Set of tasks »
- 1) Answer these questions from the blog post about the book Yellow Dirt, each answer on its own line, marked to match.
(a) What did the U.S. government want the uranium for?
(b) Who wrote the prizewinning newspaper series?
(c) By what other name is Adakai known?
- 2) In the blog post about the book Yellow Dirt, why did Lynn feel she had to read or buy the book? Answer in one to three sentences.
- 3) Carry on Lynn's comment in the blog post about the book Yellow Dirt, starting after its last sentence.

Exercise passage »
Sunday, July 31, 2011

"This book practically jumped off the shelf at me," says Lynn

Yellow Dirt
A world-class deposit of uranium runs under the Navajo reservation in the American Southwest. The radioactive “yellow dirt” lay entombed beneath its earthen shield until the U.S. government came calling, desperate to make atomic bombs. Despite warnings from doctors and scientists that long-term exposure could be harmful, even fatal, thousands of Navajo uranium miners worked unprotected to fuel the nuclear arsenals of the Manhattan Project and the Cold War. Long after the uranium boom ended, the neighbors continued to live with contamination. Mine waste and gritty tailings from processing mills ended up in their drinking supplies, in their walls and floors, in their playgrounds, their bread ovens, their churches, and even their garbage dumps. People are still dying.

Few knew what had happened until Judy Pasternak wrote a prizewinning newspaper series that galvanized a powerful congressman and a famous prosecutor to press for redress and repair of the grievous damage. In this critically acclaimed book, Pasternak introduces Adakai, also known as the Gambler, his children, grandchildren, and great-grandchildren. Their story, along with gripping new details from government and industry files, knits the personal and the political into a grand tale of betrayal, of willful negligence, and, ultimately, of reckoning.



Lynn says:
"This book practically jumped off the shelf at me recently and I HAD to read/buy it for personal reasons (having been to a Navajo reservation for a teaching interview back in either '88 or '92 that had a glaringly large number of birth defects in the population from uranium contamination)...

Dataset »
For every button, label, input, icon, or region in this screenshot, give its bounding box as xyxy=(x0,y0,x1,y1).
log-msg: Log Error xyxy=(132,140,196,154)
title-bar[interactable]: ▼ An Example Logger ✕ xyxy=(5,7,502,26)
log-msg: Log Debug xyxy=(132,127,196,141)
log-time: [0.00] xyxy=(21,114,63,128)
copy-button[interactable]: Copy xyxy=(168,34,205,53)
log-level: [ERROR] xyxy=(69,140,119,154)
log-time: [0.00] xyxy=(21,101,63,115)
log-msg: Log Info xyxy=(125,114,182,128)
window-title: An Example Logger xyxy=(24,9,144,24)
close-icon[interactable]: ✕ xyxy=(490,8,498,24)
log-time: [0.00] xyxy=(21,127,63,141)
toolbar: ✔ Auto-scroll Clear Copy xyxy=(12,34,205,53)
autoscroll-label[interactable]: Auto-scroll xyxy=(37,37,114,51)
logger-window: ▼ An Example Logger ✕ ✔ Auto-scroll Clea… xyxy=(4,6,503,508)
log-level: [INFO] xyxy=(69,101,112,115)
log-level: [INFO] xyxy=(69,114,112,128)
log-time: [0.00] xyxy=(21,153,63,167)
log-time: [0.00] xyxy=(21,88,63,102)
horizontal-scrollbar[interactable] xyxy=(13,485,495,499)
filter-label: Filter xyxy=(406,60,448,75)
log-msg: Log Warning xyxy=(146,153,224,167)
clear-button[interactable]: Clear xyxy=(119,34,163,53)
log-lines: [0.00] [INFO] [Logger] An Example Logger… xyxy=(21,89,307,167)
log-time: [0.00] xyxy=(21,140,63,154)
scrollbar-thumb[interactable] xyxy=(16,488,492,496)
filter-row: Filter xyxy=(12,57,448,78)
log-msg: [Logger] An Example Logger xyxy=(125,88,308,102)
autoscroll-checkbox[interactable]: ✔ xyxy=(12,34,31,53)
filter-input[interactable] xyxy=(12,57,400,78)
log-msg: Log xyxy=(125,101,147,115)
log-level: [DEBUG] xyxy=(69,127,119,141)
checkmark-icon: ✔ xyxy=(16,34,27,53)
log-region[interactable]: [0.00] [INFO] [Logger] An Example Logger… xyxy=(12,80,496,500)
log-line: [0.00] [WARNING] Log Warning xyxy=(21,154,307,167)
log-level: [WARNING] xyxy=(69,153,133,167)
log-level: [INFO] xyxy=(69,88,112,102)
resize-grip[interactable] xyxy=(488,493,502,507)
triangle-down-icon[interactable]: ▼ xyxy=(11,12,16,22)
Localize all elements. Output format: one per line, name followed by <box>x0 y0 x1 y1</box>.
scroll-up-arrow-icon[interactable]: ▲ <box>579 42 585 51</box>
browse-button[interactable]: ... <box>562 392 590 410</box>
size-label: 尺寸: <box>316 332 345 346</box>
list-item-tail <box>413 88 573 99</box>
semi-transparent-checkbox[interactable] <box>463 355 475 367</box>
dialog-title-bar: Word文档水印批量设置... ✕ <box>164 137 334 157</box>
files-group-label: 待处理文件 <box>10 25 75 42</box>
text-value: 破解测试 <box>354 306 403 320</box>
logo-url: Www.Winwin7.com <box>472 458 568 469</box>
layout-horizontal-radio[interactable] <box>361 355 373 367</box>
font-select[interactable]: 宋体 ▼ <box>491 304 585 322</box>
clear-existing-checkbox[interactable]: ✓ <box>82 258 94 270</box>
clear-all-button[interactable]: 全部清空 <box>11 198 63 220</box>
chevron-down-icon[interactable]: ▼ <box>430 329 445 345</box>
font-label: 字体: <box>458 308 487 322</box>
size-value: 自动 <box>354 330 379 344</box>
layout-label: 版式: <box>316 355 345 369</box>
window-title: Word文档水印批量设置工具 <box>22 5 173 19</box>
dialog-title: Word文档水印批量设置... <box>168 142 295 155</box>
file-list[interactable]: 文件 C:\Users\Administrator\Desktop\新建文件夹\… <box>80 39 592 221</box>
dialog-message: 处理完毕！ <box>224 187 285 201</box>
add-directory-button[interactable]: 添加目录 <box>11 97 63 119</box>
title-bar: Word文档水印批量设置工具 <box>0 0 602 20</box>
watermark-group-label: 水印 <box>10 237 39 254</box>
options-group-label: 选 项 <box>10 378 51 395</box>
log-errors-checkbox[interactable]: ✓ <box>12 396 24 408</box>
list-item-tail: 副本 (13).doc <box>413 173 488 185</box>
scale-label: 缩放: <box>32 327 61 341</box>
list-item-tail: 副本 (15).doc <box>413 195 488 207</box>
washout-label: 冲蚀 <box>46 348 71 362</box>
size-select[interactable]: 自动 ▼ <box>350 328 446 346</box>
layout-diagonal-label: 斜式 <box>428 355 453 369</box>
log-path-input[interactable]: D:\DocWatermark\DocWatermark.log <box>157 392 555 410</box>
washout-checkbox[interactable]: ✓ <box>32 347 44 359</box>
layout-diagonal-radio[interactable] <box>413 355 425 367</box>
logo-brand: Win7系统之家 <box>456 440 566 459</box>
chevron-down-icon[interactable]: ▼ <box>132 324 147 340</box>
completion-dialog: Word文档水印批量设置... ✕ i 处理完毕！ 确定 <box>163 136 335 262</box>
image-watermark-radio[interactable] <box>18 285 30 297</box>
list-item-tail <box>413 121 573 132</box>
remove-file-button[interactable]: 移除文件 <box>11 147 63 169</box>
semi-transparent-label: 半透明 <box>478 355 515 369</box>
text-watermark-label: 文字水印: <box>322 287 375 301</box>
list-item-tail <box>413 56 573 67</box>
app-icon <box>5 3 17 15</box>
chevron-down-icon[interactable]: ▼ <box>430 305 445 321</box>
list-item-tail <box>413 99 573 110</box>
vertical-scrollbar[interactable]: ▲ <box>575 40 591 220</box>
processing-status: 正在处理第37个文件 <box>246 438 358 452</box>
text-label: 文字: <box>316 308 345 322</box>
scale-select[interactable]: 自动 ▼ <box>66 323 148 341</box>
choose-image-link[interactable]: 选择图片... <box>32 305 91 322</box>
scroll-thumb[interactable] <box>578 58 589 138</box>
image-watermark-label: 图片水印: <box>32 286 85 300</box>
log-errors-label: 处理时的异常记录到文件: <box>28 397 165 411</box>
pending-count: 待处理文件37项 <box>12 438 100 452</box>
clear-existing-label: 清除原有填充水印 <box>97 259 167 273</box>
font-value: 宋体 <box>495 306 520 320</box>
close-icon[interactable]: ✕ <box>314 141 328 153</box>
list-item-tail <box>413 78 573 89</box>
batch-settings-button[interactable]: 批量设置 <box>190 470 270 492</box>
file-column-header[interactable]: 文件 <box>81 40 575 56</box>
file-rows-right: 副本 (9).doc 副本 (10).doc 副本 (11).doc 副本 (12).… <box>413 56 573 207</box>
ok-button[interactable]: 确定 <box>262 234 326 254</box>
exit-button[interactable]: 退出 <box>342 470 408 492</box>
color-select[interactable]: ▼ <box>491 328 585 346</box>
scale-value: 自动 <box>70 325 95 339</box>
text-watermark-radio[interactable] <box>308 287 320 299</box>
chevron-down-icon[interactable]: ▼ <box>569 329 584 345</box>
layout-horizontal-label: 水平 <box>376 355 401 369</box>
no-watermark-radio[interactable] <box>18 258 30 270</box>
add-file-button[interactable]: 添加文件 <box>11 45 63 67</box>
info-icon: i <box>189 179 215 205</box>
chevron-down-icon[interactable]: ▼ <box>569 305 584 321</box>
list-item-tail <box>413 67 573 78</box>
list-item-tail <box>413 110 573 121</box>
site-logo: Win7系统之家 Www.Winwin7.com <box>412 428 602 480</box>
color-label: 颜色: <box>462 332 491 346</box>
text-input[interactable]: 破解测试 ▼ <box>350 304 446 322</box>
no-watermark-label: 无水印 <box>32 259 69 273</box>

Responses to the exercise »
- 1)
(a) To make atomic bombs.
(b) Judy Pasternak.
(c) The Gambler.

- 2) Lynn felt she had to read or buy it for personal reasons. She had been to a Navajo reservation for a teaching interview in either '88 or '92. That reservation had a glaringly large number of birth defects in the population from uranium contamination.

- 3)
Very reminiscent of the journalistic sleuthing in exposes like Reisner's Cadillac Desert, Yergin's The Prize or Patel's Stuffed and Starved, Yellow Dirt uncovers the calculated shirking of responsibilities by the least ethical players and follows the relentless dedication of indigenous as well as legal, journalistic and scientific actors in a drama that reads almost like a John Sayles script with the Four Corners region as its backdrop.  Spanning from the dawn of the nuclear age (since just before the Manhattan Project) into the present day, Pasternak documents how mining practices that utterly ignored workers' safety, the largest accidental release of radioactive material in US history (dwarfing 3 Mile Island in PA), on top of contamination of water and soils with herbicides and heavy metals combined to tear apart the communities of the area and make of the Four Corners region a collection of extremely unsafe hotspots for residents whose high rates of cancers, lung ailments, eye and liver disorders, neuropathy and other birth defects are still being felt to this day.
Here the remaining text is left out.